### EXERCISE DIRECTIONS
Go through the entries below and count the lines holding the word "годы". Reply with only the number, please.

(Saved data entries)
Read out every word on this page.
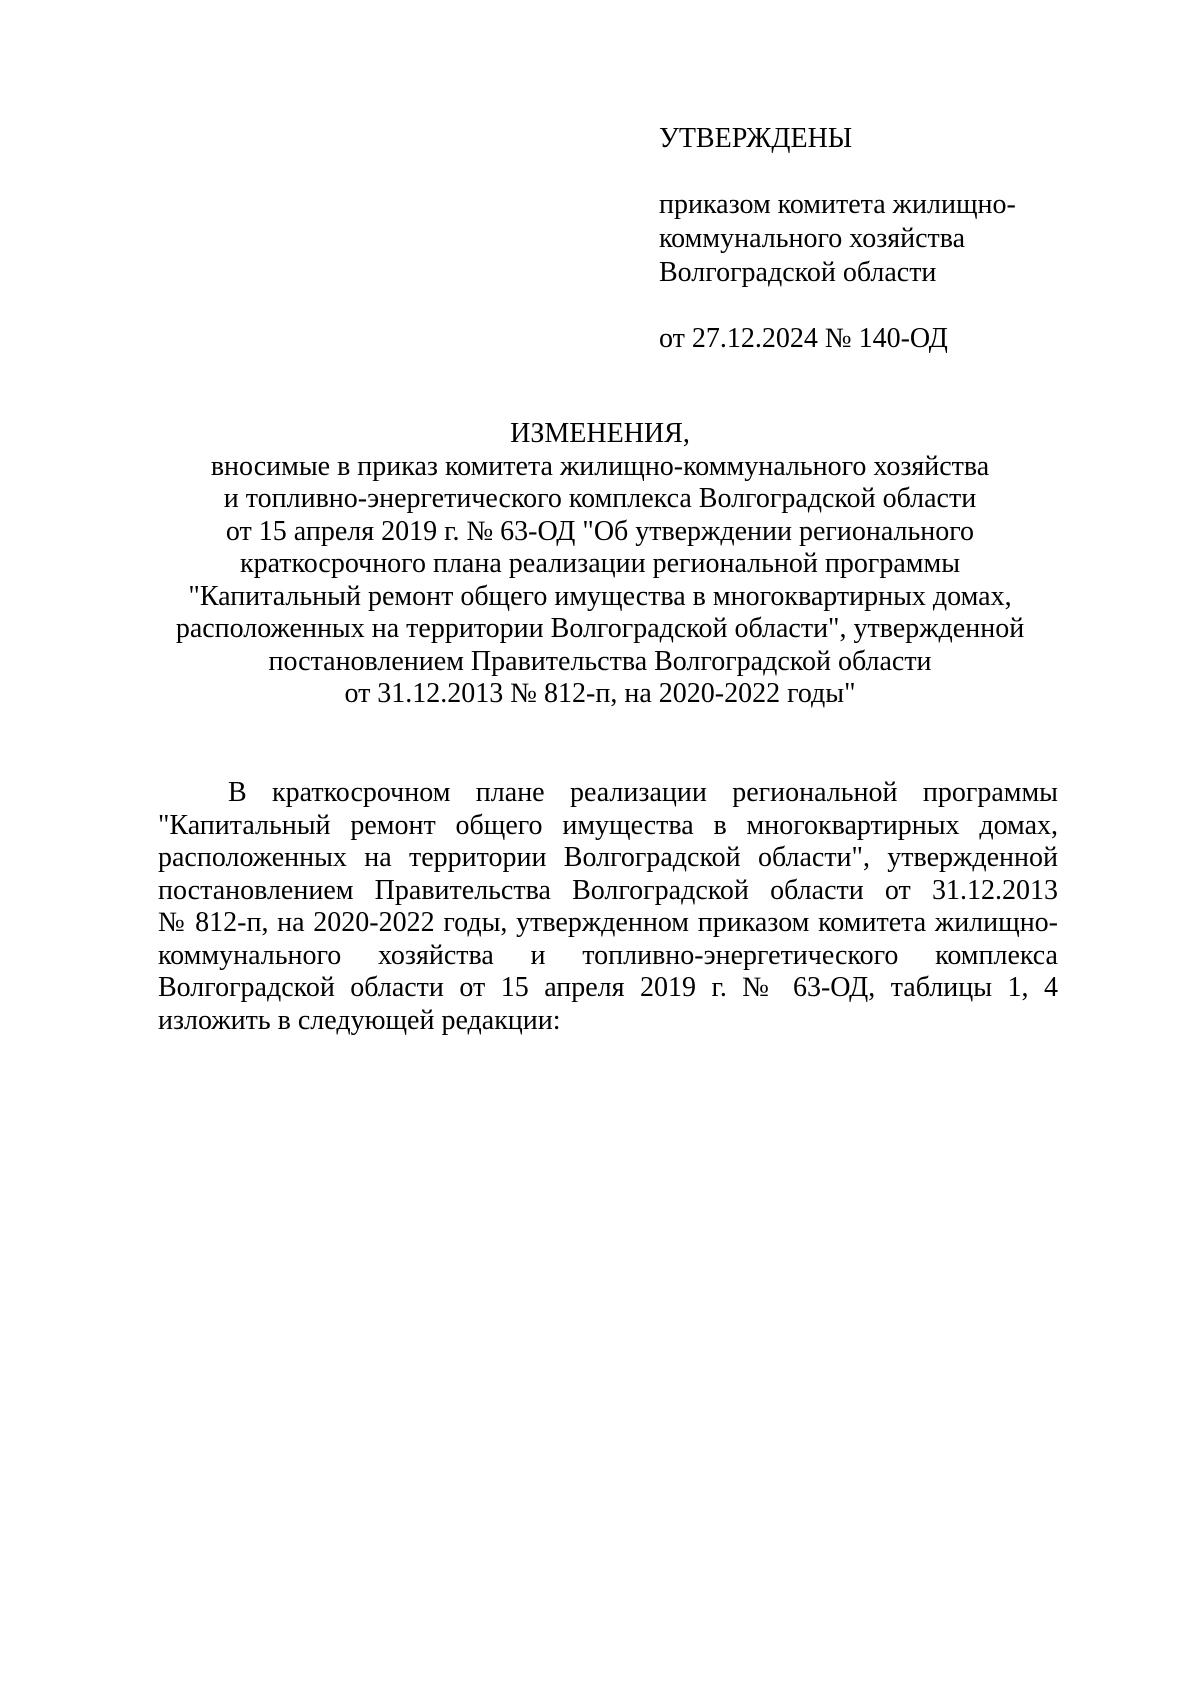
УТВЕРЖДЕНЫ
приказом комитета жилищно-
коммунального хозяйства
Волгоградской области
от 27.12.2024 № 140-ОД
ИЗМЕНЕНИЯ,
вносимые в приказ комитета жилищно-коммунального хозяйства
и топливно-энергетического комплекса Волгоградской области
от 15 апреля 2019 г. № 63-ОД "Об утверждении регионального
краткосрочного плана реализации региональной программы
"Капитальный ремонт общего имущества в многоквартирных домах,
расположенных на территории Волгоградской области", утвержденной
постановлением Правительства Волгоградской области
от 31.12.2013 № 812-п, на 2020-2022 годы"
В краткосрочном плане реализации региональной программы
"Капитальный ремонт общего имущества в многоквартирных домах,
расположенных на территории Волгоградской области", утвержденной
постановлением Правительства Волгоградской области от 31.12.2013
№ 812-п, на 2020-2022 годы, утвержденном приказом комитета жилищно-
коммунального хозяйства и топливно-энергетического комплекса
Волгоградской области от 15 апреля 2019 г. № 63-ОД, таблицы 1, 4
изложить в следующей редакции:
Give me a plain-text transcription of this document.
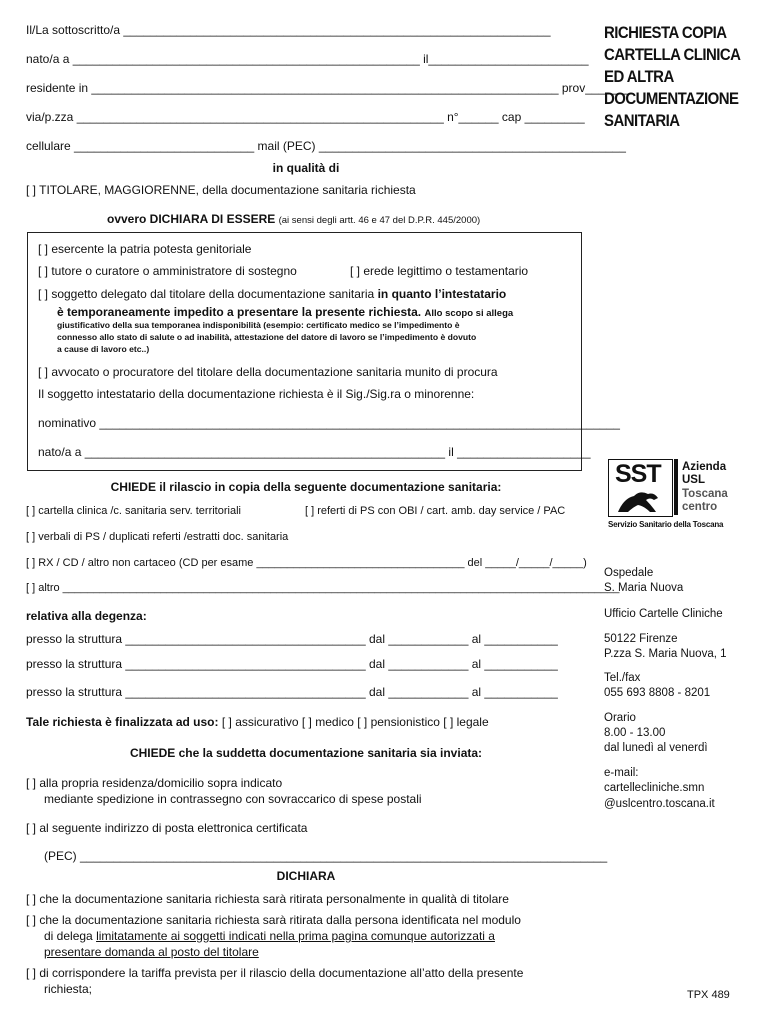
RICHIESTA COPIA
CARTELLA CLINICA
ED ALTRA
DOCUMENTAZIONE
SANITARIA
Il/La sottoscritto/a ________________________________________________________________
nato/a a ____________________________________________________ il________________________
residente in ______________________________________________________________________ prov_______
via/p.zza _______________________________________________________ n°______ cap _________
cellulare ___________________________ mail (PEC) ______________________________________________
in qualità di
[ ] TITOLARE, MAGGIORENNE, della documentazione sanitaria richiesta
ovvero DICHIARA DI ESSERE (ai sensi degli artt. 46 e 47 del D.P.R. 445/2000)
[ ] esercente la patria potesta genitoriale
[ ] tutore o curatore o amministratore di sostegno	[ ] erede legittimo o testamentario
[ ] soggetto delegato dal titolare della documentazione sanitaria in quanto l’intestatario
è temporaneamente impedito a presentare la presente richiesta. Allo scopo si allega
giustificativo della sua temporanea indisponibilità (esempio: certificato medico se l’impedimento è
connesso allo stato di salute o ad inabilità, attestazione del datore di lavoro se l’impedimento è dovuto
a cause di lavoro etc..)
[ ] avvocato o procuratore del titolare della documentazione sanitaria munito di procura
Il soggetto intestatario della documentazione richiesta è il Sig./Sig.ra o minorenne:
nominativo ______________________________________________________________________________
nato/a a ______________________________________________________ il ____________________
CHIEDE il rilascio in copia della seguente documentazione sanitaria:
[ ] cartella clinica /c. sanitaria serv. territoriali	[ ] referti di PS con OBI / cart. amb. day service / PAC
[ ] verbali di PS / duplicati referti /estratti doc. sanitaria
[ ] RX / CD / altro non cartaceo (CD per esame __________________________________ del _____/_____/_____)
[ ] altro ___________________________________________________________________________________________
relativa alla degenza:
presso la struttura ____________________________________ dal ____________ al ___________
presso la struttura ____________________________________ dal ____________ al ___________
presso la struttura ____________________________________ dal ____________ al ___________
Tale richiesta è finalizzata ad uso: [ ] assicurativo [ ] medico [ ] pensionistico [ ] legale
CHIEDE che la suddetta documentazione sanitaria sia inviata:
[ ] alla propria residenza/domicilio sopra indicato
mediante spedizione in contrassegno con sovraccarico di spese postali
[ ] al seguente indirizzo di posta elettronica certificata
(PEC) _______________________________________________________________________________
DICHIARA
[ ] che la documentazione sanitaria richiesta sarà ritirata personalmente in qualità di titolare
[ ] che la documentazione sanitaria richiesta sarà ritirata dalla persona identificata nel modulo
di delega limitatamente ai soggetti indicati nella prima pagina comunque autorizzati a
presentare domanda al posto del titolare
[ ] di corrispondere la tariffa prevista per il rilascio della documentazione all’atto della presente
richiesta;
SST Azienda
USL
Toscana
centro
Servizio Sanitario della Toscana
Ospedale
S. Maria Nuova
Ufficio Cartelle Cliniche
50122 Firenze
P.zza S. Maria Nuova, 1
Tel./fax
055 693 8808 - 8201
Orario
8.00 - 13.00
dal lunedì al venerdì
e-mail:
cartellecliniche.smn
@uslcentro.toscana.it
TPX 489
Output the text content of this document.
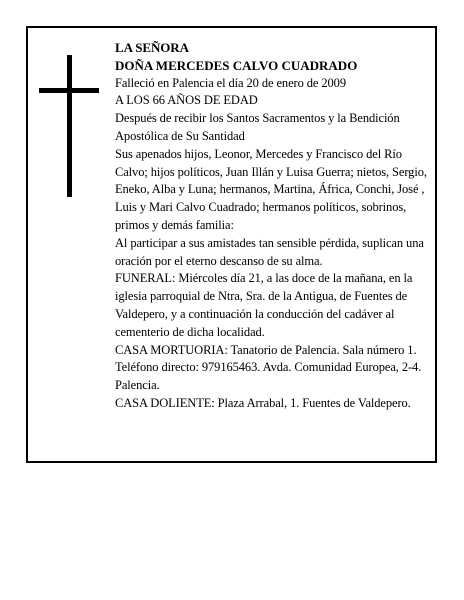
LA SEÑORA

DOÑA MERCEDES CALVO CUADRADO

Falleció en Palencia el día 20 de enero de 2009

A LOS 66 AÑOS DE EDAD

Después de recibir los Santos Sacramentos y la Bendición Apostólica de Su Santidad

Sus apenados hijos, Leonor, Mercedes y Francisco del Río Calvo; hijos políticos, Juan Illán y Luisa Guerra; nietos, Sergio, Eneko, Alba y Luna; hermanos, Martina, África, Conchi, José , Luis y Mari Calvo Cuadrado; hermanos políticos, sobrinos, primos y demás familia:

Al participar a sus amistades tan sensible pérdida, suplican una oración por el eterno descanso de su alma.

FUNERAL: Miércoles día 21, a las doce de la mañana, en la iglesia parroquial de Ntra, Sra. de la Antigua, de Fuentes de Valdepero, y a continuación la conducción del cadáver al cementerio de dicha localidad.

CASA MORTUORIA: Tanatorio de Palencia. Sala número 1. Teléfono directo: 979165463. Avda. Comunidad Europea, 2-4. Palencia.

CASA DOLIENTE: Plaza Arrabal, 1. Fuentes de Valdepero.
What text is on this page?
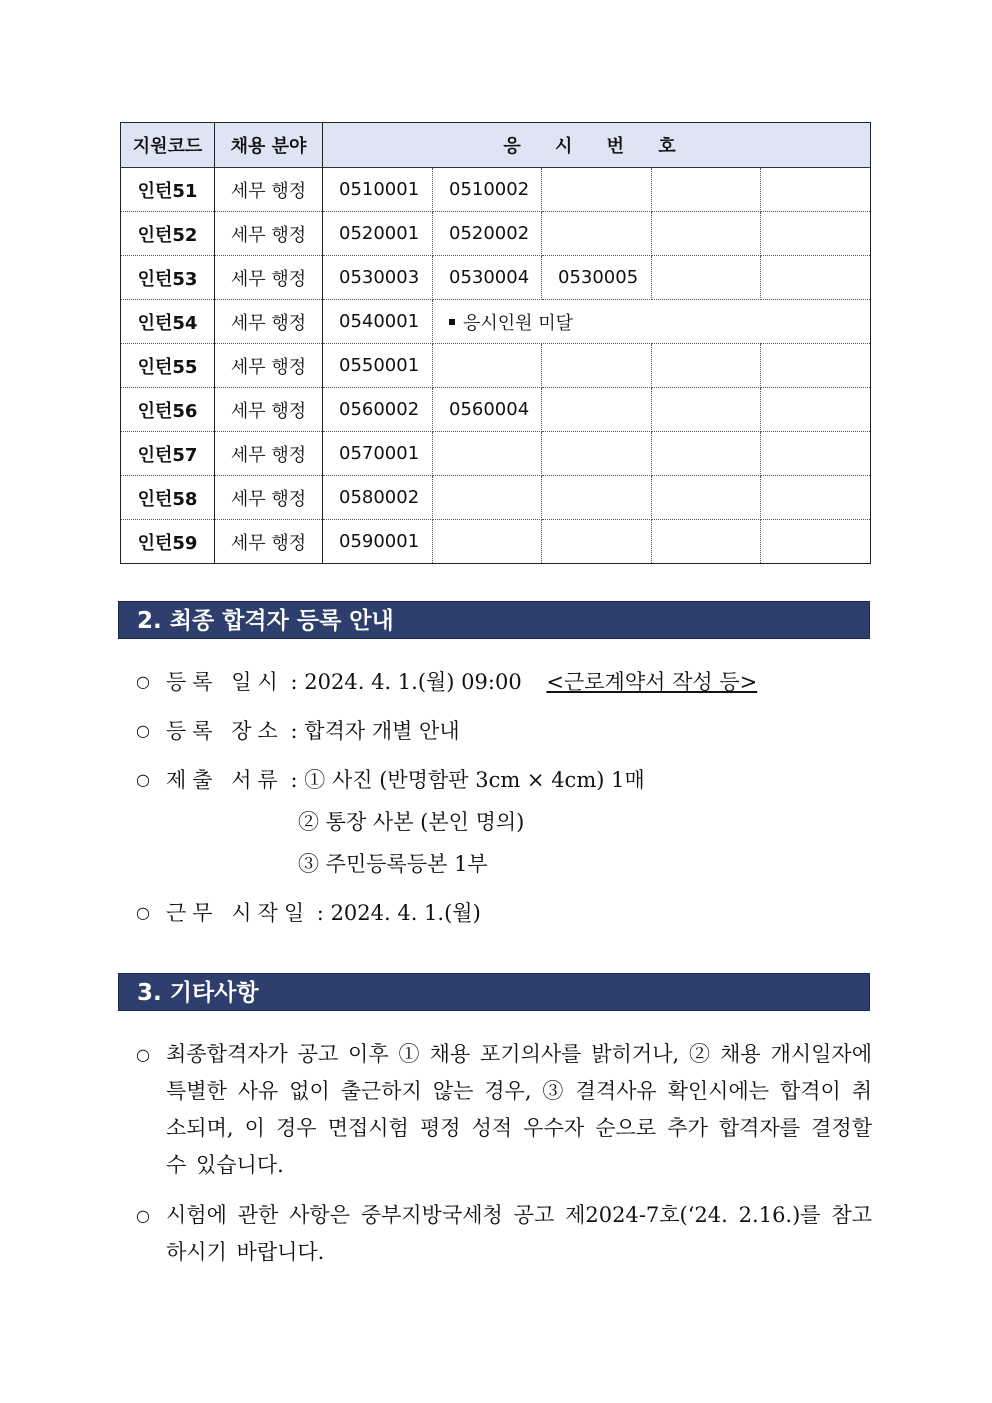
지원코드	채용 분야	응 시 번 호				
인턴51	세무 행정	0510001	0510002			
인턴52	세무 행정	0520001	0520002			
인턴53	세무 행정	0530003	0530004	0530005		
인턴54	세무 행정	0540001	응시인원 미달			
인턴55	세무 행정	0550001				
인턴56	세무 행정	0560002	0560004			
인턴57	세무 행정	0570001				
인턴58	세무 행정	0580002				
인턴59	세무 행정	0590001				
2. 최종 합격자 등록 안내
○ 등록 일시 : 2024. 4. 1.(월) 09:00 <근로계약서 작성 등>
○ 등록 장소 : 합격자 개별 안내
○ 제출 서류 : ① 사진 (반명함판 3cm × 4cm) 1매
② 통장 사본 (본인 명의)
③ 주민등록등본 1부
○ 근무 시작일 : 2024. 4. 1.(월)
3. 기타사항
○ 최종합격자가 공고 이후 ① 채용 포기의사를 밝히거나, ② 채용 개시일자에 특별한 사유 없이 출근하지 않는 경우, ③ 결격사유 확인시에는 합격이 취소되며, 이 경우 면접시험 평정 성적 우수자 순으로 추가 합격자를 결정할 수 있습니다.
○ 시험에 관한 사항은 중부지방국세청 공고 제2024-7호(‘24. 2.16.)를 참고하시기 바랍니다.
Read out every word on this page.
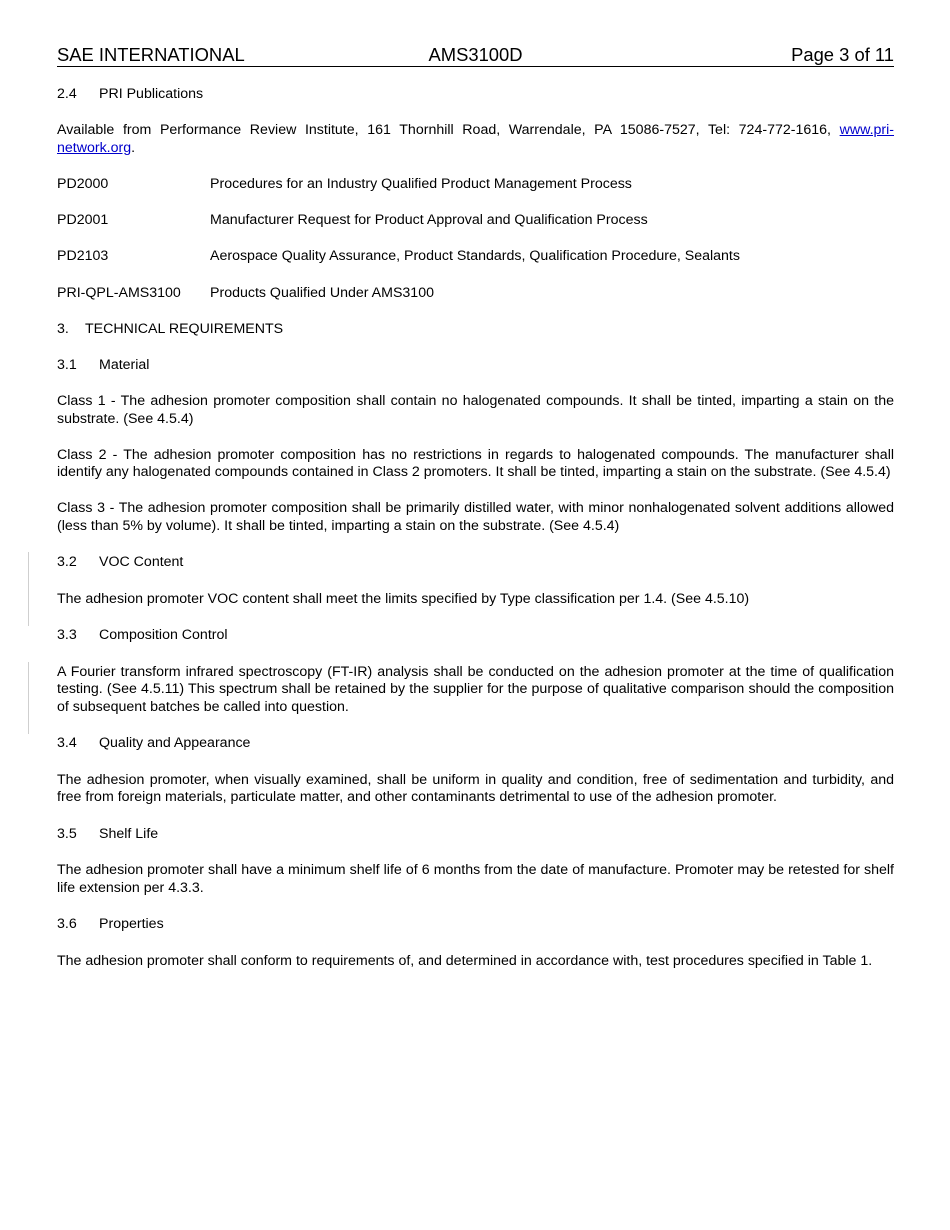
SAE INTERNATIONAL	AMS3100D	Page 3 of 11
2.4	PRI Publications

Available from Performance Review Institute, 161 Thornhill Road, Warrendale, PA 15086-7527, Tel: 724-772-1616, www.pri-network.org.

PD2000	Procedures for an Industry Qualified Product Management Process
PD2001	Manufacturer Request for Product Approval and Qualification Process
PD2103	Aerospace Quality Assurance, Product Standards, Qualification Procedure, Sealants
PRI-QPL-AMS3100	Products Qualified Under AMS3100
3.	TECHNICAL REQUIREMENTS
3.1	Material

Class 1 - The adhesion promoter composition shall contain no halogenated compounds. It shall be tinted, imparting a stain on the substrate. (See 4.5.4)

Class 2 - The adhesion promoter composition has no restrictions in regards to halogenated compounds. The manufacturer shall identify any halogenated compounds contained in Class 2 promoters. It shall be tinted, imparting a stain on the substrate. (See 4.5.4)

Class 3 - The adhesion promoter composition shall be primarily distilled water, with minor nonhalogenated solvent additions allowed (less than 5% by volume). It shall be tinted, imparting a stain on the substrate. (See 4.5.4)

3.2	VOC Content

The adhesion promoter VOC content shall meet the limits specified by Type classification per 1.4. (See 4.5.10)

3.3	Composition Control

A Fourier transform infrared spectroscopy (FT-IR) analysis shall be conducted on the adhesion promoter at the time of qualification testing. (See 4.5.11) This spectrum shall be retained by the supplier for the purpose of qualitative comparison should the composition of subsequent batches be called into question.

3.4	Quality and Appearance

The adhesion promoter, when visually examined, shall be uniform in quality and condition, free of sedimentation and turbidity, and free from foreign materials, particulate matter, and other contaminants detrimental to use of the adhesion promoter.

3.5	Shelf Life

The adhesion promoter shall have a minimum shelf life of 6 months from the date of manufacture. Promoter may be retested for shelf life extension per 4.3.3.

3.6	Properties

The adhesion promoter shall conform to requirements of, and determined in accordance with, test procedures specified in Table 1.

### SOLVED EXERCISE
2